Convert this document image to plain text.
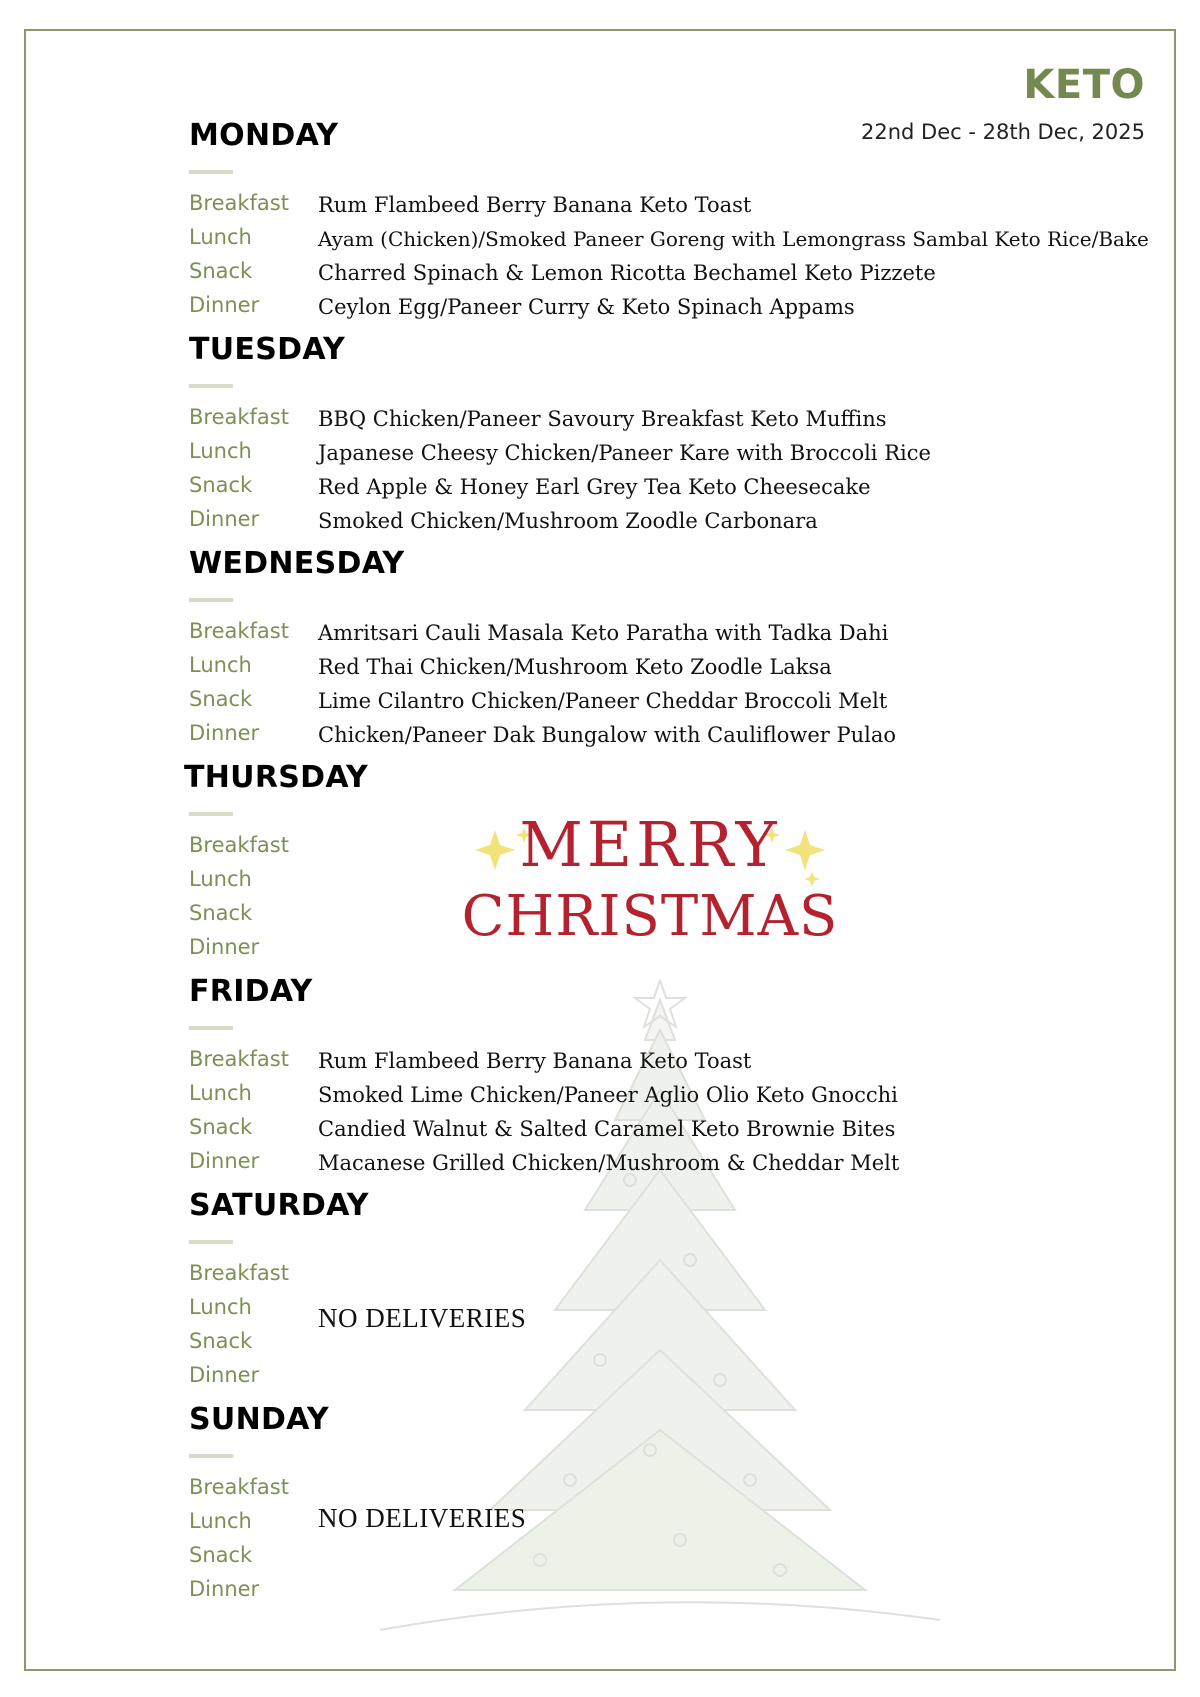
MERRY
CHRISTMAS
KETO
22nd Dec - 28th Dec, 2025
MONDAY
Breakfast Rum Flambeed Berry Banana Keto Toast
Lunch	Ayam (Chicken)/Smoked Paneer Goreng with Lemongrass Sambal Keto Rice/Bake
Snack	Charred Spinach & Lemon Ricotta Bechamel Keto Pizzete
Dinner	Ceylon Egg/Paneer Curry & Keto Spinach Appams
TUESDAY
Breakfast BBQ Chicken/Paneer Savoury Breakfast Keto Muffins
Lunch	Japanese Cheesy Chicken/Paneer Kare with Broccoli Rice
Snack	Red Apple & Honey Earl Grey Tea Keto Cheesecake
Dinner	Smoked Chicken/Mushroom Zoodle Carbonara
WEDNESDAY
Breakfast Amritsari Cauli Masala Keto Paratha with Tadka Dahi
Lunch	Red Thai Chicken/Mushroom Keto Zoodle Laksa
Snack	Lime Cilantro Chicken/Paneer Cheddar Broccoli Melt
Dinner	Chicken/Paneer Dak Bungalow with Cauliflower Pulao
THURSDAY
Breakfast
Lunch
Snack
Dinner
FRIDAY
Breakfast Rum Flambeed Berry Banana Keto Toast
Lunch	Smoked Lime Chicken/Paneer Aglio Olio Keto Gnocchi
Snack	Candied Walnut & Salted Caramel Keto Brownie Bites
Dinner	Macanese Grilled Chicken/Mushroom & Cheddar Melt
SATURDAY
Breakfast
Lunch
Snack
Dinner
NO DELIVERIES
SUNDAY
Breakfast
Lunch
Snack
Dinner
NO DELIVERIES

- - -

**EXERCISE TASK:**
Write out the material above again, word for word, minus its pictures.

**FINISHED EXERCISE:**
Convert this document image to plain text.
MERRY
CHRISTMAS
KETO
22nd Dec - 28th Dec, 2025
MONDAY
Breakfast Rum Flambeed Berry Banana Keto Toast
Lunch	Ayam (Chicken)/Smoked Paneer Goreng with Lemongrass Sambal Keto Rice/Bake
Snack	Charred Spinach & Lemon Ricotta Bechamel Keto Pizzete
Dinner	Ceylon Egg/Paneer Curry & Keto Spinach Appams
TUESDAY
Breakfast BBQ Chicken/Paneer Savoury Breakfast Keto Muffins
Lunch	Japanese Cheesy Chicken/Paneer Kare with Broccoli Rice
Snack	Red Apple & Honey Earl Grey Tea Keto Cheesecake
Dinner	Smoked Chicken/Mushroom Zoodle Carbonara
WEDNESDAY
Breakfast Amritsari Cauli Masala Keto Paratha with Tadka Dahi
Lunch	Red Thai Chicken/Mushroom Keto Zoodle Laksa
Snack	Lime Cilantro Chicken/Paneer Cheddar Broccoli Melt
Dinner	Chicken/Paneer Dak Bungalow with Cauliflower Pulao
THURSDAY
Breakfast
Lunch
Snack
Dinner
FRIDAY
Breakfast Rum Flambeed Berry Banana Keto Toast
Lunch	Smoked Lime Chicken/Paneer Aglio Olio Keto Gnocchi
Snack	Candied Walnut & Salted Caramel Keto Brownie Bites
Dinner	Macanese Grilled Chicken/Mushroom & Cheddar Melt
SATURDAY
Breakfast
Lunch
Snack
Dinner
NO DELIVERIES
SUNDAY
Breakfast
Lunch
Snack
Dinner
NO DELIVERIES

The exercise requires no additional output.